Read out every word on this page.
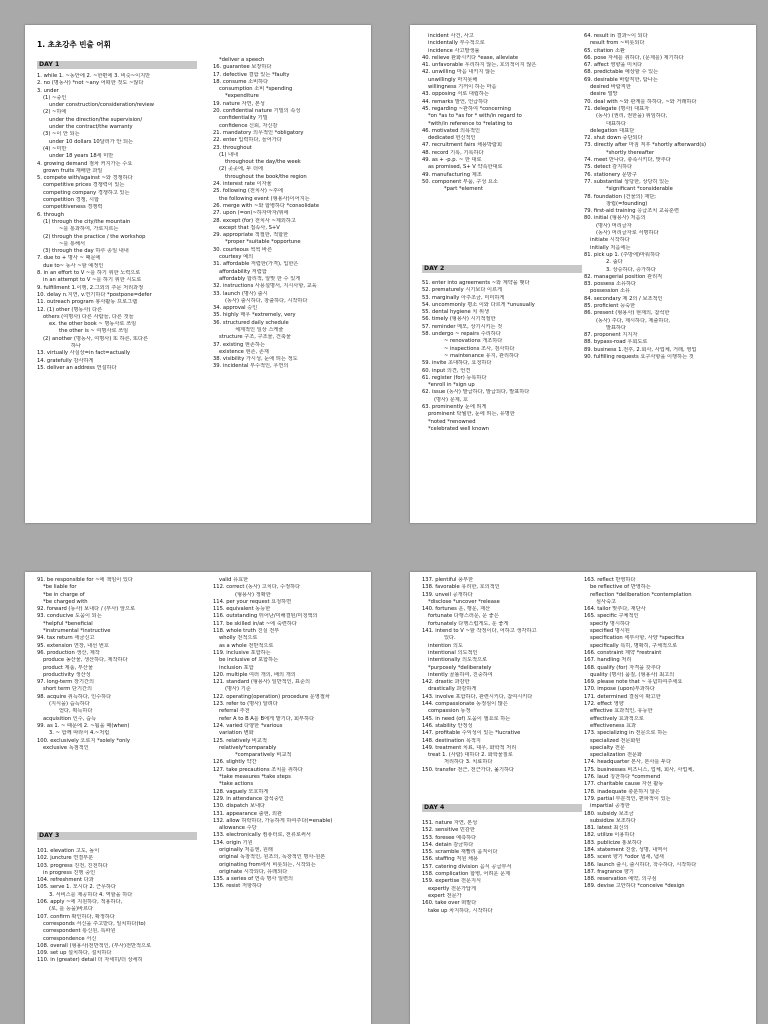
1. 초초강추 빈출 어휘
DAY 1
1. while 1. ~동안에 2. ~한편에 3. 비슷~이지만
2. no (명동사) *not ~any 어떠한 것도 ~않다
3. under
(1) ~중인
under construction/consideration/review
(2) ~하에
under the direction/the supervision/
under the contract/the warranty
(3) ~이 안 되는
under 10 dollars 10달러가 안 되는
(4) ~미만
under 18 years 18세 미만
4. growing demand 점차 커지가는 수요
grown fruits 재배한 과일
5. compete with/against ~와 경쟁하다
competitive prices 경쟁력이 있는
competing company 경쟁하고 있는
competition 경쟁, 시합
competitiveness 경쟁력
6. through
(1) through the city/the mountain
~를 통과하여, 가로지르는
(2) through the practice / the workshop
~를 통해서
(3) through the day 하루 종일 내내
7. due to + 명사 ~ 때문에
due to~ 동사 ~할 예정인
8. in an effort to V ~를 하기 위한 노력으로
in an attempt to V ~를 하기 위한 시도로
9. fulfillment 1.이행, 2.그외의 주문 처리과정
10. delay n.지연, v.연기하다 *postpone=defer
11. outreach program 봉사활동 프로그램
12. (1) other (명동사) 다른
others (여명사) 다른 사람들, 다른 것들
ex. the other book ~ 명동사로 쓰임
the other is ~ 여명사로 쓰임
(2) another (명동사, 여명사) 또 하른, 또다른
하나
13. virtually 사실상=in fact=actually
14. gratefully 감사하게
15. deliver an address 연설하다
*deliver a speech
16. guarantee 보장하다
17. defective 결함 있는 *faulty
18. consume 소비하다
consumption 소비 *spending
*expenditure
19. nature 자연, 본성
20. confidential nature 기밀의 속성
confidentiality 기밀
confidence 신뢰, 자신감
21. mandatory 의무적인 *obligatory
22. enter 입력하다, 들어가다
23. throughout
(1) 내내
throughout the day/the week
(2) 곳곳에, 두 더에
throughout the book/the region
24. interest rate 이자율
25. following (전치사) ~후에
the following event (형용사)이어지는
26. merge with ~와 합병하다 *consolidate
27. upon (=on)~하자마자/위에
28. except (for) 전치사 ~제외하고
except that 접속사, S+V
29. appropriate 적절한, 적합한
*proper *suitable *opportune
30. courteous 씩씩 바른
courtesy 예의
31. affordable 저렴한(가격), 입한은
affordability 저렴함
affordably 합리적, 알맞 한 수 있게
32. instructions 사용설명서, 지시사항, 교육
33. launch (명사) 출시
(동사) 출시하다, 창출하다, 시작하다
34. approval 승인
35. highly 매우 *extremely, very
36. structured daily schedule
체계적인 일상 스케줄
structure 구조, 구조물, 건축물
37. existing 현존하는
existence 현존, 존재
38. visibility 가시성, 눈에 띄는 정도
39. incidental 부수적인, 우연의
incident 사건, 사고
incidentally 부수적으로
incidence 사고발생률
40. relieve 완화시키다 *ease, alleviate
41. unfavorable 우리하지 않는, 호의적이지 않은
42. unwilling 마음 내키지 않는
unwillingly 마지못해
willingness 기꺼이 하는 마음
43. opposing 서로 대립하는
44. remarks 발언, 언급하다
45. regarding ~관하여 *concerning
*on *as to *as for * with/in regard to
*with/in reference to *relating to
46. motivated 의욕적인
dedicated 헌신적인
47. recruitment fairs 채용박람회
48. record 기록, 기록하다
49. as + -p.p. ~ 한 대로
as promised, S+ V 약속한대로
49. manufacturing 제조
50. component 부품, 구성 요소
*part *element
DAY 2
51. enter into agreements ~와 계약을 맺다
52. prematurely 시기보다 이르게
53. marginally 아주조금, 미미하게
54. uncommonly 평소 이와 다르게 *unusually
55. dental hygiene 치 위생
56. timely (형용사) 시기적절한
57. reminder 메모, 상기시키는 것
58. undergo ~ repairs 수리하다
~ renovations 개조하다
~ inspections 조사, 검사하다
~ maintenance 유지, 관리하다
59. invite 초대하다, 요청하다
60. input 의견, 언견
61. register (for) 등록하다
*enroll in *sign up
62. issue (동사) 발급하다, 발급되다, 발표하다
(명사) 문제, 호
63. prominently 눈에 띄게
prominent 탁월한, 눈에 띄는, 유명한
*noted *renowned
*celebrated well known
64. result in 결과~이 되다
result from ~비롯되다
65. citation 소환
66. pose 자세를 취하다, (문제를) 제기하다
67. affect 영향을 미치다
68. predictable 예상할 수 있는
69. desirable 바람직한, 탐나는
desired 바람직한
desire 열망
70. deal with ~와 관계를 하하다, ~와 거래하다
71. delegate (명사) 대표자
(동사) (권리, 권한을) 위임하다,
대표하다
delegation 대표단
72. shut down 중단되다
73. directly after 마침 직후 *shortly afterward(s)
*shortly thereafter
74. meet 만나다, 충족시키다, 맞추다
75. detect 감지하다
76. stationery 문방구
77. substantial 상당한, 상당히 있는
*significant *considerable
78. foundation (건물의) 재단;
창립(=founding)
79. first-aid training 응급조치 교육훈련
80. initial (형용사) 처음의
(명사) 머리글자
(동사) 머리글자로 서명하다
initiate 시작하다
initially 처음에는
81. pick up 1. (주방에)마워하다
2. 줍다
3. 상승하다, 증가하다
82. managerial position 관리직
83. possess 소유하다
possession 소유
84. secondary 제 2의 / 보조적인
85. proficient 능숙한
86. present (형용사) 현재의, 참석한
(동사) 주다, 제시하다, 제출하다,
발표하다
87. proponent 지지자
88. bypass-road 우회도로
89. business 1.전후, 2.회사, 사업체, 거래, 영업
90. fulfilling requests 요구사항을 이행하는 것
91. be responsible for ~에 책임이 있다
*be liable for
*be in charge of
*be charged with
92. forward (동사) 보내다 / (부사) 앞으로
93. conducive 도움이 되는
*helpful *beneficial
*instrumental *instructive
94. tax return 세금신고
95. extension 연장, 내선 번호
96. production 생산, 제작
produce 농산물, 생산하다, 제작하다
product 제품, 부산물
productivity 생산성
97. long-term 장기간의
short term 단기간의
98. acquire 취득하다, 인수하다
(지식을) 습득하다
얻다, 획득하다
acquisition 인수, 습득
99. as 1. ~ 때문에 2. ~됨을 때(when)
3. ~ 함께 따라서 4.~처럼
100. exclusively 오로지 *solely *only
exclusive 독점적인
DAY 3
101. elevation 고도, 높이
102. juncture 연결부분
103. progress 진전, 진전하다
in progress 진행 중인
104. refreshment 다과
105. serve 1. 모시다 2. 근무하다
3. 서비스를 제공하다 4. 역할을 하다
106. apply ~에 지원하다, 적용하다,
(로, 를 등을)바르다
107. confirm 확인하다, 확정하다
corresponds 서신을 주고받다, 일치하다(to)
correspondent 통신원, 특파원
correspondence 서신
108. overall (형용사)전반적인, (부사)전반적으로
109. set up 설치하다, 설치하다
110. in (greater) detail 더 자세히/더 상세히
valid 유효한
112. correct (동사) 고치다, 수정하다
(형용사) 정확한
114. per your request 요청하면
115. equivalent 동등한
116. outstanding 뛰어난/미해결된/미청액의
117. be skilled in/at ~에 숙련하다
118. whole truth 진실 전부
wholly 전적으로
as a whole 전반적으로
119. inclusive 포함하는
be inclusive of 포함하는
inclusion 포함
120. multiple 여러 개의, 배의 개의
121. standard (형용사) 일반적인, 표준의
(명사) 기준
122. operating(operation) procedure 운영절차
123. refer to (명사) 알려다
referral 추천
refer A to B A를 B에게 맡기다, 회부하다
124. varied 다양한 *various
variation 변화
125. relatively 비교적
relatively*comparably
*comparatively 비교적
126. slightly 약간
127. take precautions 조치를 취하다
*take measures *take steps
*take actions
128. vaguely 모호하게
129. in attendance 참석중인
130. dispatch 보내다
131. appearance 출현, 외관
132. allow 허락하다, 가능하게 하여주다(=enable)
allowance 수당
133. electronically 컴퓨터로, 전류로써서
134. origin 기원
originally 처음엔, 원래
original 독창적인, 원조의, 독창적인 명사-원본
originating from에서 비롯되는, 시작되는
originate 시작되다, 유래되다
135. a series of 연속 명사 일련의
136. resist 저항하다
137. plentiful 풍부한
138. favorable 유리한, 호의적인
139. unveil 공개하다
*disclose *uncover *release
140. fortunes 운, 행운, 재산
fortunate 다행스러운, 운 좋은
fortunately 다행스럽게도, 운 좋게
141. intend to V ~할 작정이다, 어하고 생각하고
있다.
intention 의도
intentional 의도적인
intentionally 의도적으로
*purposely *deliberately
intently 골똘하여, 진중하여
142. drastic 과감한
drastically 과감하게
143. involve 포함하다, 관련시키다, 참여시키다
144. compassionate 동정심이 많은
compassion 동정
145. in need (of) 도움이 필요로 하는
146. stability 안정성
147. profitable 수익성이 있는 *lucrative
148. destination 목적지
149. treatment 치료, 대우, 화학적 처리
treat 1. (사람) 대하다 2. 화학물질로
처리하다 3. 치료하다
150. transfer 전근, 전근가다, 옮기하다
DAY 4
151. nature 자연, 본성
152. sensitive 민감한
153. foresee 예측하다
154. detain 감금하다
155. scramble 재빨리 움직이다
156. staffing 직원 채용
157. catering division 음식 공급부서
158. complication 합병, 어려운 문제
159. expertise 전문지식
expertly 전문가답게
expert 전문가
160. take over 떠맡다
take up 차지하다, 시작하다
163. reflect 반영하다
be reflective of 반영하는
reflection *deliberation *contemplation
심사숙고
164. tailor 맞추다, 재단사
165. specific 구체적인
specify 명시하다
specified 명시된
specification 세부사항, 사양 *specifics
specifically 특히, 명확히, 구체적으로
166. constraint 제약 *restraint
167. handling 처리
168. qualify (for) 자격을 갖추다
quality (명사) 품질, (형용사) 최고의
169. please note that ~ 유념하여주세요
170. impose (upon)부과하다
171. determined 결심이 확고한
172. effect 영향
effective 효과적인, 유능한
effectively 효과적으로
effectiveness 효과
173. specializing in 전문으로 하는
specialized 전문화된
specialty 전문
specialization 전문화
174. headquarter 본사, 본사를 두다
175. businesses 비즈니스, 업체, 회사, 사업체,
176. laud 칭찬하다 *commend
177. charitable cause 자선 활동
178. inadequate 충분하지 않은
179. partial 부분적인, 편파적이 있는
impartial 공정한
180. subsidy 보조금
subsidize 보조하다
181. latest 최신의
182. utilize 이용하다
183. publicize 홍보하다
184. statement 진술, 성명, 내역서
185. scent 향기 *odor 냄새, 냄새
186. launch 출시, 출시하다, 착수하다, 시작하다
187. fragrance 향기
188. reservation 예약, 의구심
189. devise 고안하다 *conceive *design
--
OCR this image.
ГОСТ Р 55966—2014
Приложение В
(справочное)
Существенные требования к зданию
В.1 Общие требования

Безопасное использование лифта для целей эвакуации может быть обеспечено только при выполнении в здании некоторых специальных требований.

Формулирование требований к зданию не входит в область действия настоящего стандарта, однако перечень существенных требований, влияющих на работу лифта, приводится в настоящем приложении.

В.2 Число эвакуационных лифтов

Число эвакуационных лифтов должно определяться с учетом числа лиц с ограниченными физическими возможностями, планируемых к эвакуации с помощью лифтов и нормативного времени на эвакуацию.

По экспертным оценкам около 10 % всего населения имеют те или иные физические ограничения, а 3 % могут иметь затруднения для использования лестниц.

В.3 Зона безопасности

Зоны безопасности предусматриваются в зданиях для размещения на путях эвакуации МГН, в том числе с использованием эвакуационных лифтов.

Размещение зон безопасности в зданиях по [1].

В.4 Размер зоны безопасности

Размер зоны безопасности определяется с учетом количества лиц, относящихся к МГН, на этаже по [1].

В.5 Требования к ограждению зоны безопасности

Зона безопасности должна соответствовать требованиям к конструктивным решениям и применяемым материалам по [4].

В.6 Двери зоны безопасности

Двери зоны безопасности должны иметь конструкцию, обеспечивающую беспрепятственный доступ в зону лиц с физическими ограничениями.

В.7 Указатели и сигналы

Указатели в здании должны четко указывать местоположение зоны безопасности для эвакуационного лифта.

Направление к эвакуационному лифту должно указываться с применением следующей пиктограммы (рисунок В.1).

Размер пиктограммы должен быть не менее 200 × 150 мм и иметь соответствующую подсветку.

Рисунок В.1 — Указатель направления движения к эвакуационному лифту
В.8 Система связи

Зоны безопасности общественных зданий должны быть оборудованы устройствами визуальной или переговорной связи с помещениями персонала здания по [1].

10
==
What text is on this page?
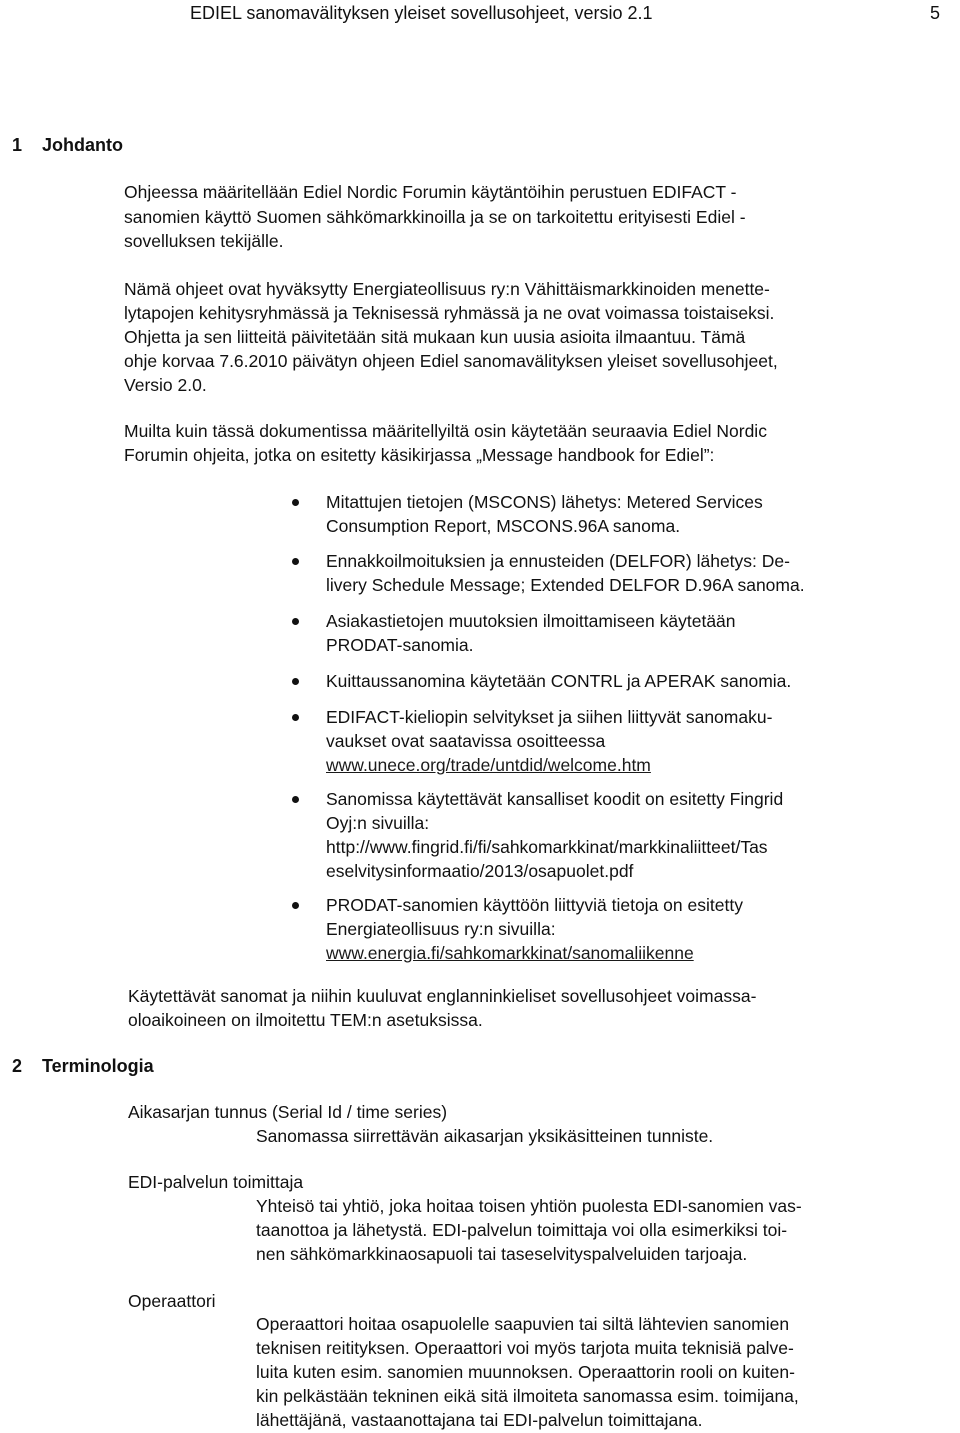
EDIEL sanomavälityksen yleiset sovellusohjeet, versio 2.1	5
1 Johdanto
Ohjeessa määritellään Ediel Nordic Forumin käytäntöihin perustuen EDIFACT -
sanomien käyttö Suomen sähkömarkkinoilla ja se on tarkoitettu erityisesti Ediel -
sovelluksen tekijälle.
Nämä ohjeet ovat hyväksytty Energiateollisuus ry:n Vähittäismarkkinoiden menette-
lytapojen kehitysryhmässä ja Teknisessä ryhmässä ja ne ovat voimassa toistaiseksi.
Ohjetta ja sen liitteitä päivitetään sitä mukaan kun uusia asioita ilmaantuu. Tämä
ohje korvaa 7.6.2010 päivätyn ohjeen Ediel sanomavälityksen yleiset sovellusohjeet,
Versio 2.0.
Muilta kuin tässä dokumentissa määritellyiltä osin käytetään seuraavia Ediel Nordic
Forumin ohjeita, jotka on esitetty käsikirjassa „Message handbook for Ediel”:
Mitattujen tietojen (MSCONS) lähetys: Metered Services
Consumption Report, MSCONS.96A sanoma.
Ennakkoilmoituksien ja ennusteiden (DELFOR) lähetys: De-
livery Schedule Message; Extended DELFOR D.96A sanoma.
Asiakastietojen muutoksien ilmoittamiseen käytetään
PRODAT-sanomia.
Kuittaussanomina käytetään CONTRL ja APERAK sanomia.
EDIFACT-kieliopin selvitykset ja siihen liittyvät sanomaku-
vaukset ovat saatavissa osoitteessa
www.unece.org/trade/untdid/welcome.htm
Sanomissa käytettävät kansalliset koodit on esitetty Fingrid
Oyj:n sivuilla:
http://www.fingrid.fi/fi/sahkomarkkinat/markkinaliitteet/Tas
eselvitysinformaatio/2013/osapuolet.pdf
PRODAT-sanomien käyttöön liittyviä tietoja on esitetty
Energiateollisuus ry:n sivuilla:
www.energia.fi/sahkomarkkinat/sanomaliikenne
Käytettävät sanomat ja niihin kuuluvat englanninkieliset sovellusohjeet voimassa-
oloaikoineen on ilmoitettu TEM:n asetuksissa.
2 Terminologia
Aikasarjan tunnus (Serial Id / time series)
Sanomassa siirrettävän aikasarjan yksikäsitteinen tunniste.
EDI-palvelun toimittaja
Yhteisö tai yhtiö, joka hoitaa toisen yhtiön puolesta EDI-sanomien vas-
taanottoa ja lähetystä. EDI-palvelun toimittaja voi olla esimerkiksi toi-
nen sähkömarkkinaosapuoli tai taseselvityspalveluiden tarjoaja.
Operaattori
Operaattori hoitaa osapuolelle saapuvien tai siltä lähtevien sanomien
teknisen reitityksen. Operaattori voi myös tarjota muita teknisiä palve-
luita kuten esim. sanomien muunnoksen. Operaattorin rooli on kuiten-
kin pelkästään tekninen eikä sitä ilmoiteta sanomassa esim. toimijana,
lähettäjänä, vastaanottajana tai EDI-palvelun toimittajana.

● Given problem: Which lines of the data above contain "пиктограммы"? Copy each one.

● Task result:
Направление к эвакуационному лифту должно указываться с применением следующей пиктограммы (рисунок В.1).
Размер пиктограммы должен быть не менее 200 × 150 мм и иметь соответствующую подсветку.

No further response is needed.